## [Stored records]
::::::
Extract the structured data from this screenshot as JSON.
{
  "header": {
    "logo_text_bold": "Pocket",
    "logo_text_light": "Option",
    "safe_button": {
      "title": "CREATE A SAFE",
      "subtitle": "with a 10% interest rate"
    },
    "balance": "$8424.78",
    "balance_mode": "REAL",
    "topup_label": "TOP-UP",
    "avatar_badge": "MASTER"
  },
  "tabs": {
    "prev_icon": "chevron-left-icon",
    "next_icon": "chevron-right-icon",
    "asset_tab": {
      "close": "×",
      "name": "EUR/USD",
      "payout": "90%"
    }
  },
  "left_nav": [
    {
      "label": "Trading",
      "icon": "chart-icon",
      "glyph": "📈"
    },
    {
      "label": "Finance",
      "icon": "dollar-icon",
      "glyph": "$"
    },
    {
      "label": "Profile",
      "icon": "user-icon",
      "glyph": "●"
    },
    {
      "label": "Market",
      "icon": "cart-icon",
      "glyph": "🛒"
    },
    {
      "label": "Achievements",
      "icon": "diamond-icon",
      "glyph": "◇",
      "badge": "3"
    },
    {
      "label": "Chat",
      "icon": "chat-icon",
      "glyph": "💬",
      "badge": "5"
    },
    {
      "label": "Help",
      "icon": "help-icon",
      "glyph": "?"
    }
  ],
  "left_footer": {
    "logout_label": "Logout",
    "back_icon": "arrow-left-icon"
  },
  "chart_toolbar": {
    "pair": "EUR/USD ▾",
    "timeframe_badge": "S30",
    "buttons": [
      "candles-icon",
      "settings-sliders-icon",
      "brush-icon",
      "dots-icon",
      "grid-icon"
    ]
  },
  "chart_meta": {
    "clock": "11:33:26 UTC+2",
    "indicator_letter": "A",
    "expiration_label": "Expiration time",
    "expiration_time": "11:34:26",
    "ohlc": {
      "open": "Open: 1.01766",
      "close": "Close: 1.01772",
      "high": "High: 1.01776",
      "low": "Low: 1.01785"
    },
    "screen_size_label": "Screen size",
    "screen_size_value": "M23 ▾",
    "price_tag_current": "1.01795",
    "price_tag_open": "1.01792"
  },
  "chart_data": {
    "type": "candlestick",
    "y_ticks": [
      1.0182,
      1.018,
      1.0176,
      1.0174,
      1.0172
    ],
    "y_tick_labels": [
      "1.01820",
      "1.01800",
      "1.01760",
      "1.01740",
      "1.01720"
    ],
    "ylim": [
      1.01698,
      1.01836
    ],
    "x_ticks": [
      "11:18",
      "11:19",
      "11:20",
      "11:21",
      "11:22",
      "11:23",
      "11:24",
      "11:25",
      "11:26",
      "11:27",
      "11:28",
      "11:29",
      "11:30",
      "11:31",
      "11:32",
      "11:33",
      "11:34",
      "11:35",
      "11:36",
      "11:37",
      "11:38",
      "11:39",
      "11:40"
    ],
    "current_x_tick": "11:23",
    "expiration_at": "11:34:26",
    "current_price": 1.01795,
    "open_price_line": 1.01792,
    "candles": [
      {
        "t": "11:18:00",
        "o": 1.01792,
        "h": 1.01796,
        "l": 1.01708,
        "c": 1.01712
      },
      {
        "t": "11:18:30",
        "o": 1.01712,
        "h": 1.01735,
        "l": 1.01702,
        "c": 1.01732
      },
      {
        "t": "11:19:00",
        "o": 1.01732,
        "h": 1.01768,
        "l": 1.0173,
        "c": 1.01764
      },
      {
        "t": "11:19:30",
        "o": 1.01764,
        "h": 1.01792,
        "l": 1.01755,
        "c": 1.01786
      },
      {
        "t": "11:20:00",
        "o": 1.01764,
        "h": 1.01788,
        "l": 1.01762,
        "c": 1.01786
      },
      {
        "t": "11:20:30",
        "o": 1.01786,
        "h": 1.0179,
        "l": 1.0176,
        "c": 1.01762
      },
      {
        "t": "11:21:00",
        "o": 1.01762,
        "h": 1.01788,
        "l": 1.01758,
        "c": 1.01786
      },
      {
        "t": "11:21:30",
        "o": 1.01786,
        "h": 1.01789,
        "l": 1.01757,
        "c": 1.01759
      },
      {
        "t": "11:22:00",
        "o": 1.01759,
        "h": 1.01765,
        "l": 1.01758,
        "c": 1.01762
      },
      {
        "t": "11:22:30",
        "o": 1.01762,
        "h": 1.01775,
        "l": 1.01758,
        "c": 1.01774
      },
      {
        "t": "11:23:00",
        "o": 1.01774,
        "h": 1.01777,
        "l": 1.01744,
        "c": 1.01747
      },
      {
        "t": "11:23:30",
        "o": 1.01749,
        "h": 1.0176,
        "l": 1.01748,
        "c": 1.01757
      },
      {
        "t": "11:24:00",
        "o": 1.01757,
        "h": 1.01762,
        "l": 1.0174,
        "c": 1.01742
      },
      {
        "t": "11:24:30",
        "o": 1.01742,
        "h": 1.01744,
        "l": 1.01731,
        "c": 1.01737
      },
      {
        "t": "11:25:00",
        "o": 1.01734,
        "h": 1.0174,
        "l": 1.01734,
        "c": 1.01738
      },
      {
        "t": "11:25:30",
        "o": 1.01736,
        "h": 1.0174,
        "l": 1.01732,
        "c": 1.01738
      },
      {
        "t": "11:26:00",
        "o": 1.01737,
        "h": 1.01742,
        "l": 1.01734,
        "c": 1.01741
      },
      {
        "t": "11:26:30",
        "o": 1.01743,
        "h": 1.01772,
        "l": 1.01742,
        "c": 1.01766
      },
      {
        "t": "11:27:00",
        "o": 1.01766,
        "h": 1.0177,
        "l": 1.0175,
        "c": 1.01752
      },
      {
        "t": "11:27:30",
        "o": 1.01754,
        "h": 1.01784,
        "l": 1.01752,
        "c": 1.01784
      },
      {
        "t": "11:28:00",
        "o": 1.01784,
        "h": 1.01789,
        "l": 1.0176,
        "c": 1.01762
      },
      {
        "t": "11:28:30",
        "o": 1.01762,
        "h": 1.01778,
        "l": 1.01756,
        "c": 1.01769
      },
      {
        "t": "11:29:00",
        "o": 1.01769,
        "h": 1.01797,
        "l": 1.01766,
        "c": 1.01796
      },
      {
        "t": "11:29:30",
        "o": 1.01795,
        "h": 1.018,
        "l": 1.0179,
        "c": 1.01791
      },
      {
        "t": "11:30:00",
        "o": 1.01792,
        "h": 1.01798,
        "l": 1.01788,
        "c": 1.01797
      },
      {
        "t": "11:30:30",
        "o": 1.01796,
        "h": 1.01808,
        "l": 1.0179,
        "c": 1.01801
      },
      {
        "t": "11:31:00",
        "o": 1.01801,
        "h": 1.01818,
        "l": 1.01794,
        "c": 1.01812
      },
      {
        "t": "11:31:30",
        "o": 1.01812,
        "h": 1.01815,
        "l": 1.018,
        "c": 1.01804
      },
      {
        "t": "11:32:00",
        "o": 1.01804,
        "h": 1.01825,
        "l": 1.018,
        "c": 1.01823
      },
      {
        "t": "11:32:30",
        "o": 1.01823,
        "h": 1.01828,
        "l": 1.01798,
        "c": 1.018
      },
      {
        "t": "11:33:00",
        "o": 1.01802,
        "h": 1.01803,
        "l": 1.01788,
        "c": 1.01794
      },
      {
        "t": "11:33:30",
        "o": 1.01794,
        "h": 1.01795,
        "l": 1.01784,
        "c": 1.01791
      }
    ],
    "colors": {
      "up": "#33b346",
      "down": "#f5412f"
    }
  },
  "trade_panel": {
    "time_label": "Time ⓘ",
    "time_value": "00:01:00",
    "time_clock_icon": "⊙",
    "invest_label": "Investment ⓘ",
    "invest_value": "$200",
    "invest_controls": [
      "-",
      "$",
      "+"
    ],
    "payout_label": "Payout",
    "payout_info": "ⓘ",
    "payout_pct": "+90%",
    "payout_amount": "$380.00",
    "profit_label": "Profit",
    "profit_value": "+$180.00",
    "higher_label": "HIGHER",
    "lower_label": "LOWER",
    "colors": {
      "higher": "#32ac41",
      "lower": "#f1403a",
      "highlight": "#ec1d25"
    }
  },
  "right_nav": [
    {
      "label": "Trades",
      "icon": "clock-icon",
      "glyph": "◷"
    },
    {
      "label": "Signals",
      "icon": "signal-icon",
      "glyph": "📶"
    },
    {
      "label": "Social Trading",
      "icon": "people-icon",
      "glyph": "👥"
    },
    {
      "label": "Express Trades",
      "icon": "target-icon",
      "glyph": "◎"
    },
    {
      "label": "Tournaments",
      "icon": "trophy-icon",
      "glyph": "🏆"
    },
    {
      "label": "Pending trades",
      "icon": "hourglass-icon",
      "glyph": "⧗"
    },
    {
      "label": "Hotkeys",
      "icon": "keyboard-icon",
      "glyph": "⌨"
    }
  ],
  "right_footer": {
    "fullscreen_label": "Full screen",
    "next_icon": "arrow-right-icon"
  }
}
::::::
## [Work to do]
Pull out all lines from the listing that contain the string "chevron".

## [Response]
    "prev_icon": "chevron-left-icon",
    "next_icon": "chevron-right-icon",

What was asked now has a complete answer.